**What the task requires**: Return the lines below that contain the word "inflammation".

**Excerpts from a dataset**:
+===+
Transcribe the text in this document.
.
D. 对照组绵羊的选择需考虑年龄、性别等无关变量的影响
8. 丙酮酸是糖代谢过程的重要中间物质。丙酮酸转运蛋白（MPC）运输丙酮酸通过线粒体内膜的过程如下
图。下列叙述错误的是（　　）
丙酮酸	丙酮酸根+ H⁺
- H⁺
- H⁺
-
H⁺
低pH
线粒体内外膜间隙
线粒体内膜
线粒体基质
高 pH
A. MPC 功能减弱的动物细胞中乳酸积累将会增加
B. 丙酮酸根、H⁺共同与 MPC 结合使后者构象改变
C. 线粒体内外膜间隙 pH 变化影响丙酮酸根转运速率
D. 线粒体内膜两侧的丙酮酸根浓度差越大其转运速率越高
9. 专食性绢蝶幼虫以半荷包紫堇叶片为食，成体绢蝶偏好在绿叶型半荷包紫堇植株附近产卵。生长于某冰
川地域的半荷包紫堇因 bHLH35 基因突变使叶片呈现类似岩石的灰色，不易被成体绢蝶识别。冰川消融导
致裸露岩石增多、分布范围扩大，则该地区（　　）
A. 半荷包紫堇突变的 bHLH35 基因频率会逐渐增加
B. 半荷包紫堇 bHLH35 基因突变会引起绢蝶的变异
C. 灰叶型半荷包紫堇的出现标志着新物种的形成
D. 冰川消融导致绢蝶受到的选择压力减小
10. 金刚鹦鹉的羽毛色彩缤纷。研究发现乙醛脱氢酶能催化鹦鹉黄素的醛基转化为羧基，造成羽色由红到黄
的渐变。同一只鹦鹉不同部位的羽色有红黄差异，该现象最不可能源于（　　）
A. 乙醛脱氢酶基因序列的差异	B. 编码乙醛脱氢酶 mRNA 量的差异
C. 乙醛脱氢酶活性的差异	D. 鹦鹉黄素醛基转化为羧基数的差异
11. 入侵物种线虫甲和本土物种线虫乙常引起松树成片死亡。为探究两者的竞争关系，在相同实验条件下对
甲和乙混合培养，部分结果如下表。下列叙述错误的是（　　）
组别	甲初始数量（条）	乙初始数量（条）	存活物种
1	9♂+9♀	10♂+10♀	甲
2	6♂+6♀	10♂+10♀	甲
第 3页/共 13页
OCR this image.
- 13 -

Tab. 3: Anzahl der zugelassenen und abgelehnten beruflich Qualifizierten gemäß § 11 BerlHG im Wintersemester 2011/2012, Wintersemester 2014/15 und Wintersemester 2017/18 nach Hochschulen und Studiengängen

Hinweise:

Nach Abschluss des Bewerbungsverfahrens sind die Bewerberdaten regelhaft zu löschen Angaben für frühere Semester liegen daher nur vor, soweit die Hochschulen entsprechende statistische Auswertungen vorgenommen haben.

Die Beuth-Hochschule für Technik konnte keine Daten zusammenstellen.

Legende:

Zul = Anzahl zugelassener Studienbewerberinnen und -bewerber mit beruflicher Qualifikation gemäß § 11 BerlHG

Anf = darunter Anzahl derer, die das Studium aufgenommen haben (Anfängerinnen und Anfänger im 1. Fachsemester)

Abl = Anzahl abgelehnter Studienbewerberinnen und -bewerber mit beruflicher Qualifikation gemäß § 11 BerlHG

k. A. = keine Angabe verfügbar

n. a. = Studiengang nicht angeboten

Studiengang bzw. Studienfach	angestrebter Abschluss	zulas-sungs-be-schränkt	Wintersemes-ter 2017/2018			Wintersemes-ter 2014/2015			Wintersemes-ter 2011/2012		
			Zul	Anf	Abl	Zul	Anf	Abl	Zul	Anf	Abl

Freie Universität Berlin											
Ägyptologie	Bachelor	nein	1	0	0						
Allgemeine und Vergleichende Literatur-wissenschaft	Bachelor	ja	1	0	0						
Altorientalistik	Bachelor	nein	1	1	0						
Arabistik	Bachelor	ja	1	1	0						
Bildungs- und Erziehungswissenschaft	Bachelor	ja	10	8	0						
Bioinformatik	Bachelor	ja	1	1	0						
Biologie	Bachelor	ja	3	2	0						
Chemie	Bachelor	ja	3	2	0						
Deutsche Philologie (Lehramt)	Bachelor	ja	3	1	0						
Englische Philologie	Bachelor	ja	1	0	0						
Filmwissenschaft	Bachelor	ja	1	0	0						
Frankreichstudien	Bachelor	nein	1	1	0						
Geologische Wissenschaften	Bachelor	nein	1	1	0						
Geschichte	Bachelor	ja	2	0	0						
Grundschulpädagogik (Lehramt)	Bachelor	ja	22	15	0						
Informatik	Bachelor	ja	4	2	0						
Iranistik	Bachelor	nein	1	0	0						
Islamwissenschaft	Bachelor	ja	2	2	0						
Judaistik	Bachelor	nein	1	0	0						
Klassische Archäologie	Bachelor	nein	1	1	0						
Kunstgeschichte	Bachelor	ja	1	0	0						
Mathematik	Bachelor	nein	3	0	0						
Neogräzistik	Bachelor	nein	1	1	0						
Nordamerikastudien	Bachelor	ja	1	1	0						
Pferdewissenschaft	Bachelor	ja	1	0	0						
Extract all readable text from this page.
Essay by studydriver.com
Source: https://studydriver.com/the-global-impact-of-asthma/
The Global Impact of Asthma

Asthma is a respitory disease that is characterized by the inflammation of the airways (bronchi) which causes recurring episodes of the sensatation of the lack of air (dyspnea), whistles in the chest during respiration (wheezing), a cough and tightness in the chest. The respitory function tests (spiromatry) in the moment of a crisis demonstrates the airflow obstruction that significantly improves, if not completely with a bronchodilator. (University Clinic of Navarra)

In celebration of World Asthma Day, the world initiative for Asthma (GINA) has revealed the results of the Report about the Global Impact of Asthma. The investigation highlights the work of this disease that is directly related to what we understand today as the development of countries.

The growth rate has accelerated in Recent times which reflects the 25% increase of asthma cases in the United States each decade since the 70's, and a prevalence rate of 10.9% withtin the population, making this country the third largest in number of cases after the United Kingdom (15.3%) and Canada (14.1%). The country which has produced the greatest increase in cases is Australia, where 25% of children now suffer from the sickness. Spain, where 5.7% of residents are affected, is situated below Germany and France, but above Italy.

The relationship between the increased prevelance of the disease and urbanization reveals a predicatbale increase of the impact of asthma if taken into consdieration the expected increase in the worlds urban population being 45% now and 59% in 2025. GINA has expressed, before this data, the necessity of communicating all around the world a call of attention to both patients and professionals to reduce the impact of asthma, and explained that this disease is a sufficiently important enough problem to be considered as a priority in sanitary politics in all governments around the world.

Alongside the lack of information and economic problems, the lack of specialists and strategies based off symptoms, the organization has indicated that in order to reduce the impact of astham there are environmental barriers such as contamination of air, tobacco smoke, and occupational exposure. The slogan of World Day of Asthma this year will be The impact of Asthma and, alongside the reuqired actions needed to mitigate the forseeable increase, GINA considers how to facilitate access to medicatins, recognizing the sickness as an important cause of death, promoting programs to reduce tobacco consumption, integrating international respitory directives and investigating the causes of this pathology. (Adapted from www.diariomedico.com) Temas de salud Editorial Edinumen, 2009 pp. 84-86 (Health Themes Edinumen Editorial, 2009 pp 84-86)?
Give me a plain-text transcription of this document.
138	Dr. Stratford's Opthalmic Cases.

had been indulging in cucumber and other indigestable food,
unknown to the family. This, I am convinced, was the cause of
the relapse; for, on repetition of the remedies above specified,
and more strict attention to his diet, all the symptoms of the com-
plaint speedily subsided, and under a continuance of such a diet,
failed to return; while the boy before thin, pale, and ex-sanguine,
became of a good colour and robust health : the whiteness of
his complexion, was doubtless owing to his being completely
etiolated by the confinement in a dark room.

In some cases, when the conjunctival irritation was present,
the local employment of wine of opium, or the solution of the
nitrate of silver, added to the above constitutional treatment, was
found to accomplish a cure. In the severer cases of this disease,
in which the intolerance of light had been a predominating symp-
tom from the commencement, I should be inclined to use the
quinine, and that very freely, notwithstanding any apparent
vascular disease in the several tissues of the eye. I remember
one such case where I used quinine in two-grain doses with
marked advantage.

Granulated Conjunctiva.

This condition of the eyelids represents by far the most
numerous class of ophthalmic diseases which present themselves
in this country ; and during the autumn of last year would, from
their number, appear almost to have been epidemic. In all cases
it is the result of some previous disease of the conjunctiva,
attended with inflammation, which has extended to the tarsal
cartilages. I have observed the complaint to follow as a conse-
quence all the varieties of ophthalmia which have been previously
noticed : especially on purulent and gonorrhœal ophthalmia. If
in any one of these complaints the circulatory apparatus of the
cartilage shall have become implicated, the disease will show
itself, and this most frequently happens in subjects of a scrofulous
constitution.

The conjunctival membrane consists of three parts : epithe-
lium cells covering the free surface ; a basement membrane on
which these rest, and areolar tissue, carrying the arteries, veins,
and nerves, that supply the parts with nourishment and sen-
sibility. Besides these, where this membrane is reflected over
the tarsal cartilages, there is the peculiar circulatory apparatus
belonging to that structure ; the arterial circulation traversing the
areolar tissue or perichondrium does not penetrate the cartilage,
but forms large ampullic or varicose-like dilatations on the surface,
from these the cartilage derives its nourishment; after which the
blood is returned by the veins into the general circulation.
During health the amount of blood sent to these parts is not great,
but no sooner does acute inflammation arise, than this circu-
+===+
**Worked solution**:
Asthma is a respitory disease that is characterized by the inflammation of the airways (bronchi) which causes recurring episodes of the sensatation of the lack of air (dyspnea), whistles in the chest during respiration (wheezing), a cough and tightness in the chest. The respitory function tests (spiromatry) in the moment of a crisis demonstrates the airflow obstruction that significantly improves, if not completely with a bronchodilator. (University Clinic of Navarra)
attended with inflammation, which has extended to the tarsal
but no sooner does acute inflammation arise, than this circu-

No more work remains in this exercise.